ROWS:
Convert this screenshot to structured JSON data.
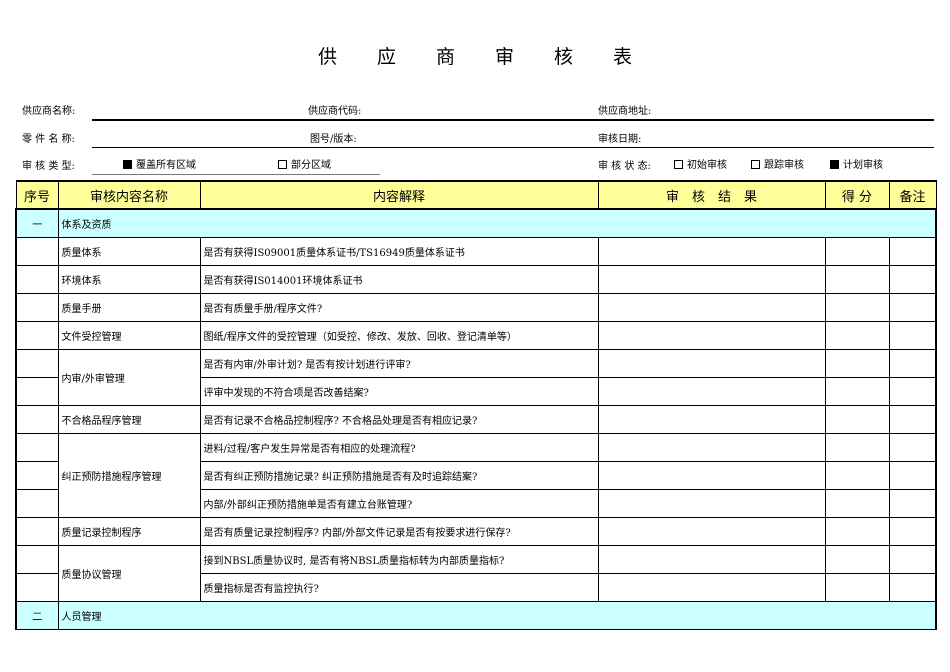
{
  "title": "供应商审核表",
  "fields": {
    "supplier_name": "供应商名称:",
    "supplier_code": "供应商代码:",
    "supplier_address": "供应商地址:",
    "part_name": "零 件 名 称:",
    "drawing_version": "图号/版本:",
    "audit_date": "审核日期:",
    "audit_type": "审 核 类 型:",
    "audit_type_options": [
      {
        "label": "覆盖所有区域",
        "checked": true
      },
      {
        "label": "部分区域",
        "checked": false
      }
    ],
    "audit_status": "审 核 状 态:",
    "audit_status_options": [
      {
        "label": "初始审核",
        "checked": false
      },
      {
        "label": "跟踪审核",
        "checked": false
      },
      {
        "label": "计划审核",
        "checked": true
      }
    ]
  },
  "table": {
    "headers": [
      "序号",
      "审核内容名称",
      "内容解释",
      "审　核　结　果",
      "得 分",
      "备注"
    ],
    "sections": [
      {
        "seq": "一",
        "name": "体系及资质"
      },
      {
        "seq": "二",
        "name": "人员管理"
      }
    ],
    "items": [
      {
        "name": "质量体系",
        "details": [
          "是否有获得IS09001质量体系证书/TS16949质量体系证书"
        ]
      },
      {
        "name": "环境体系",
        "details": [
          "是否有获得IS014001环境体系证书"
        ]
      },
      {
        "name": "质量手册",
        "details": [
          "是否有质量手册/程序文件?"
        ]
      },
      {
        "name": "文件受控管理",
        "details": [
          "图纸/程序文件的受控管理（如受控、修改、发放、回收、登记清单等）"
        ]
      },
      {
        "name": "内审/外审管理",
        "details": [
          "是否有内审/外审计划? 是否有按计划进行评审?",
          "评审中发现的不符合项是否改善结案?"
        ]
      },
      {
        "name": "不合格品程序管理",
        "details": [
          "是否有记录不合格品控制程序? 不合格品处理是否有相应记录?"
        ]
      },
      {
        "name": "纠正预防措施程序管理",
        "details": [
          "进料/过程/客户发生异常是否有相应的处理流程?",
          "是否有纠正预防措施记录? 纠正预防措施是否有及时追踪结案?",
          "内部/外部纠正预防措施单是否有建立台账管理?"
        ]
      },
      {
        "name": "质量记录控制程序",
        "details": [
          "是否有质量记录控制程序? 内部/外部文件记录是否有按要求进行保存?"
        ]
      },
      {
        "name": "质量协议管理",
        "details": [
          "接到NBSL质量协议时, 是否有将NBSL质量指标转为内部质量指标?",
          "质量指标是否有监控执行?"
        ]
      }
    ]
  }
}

GIVEN PROBLEM:
Leave out the pictures and print every line of the data exactly.

EXERCISE SOLUTION:
Convert this screenshot to structured JSON data.
{
  "title": "供应商审核表",
  "fields": {
    "supplier_name": "供应商名称:",
    "supplier_code": "供应商代码:",
    "supplier_address": "供应商地址:",
    "part_name": "零 件 名 称:",
    "drawing_version": "图号/版本:",
    "audit_date": "审核日期:",
    "audit_type": "审 核 类 型:",
    "audit_type_options": [
      {
        "label": "覆盖所有区域",
        "checked": true
      },
      {
        "label": "部分区域",
        "checked": false
      }
    ],
    "audit_status": "审 核 状 态:",
    "audit_status_options": [
      {
        "label": "初始审核",
        "checked": false
      },
      {
        "label": "跟踪审核",
        "checked": false
      },
      {
        "label": "计划审核",
        "checked": true
      }
    ]
  },
  "table": {
    "headers": [
      "序号",
      "审核内容名称",
      "内容解释",
      "审　核　结　果",
      "得 分",
      "备注"
    ],
    "sections": [
      {
        "seq": "一",
        "name": "体系及资质"
      },
      {
        "seq": "二",
        "name": "人员管理"
      }
    ],
    "items": [
      {
        "name": "质量体系",
        "details": [
          "是否有获得IS09001质量体系证书/TS16949质量体系证书"
        ]
      },
      {
        "name": "环境体系",
        "details": [
          "是否有获得IS014001环境体系证书"
        ]
      },
      {
        "name": "质量手册",
        "details": [
          "是否有质量手册/程序文件?"
        ]
      },
      {
        "name": "文件受控管理",
        "details": [
          "图纸/程序文件的受控管理（如受控、修改、发放、回收、登记清单等）"
        ]
      },
      {
        "name": "内审/外审管理",
        "details": [
          "是否有内审/外审计划? 是否有按计划进行评审?",
          "评审中发现的不符合项是否改善结案?"
        ]
      },
      {
        "name": "不合格品程序管理",
        "details": [
          "是否有记录不合格品控制程序? 不合格品处理是否有相应记录?"
        ]
      },
      {
        "name": "纠正预防措施程序管理",
        "details": [
          "进料/过程/客户发生异常是否有相应的处理流程?",
          "是否有纠正预防措施记录? 纠正预防措施是否有及时追踪结案?",
          "内部/外部纠正预防措施单是否有建立台账管理?"
        ]
      },
      {
        "name": "质量记录控制程序",
        "details": [
          "是否有质量记录控制程序? 内部/外部文件记录是否有按要求进行保存?"
        ]
      },
      {
        "name": "质量协议管理",
        "details": [
          "接到NBSL质量协议时, 是否有将NBSL质量指标转为内部质量指标?",
          "质量指标是否有监控执行?"
        ]
      }
    ]
  }
}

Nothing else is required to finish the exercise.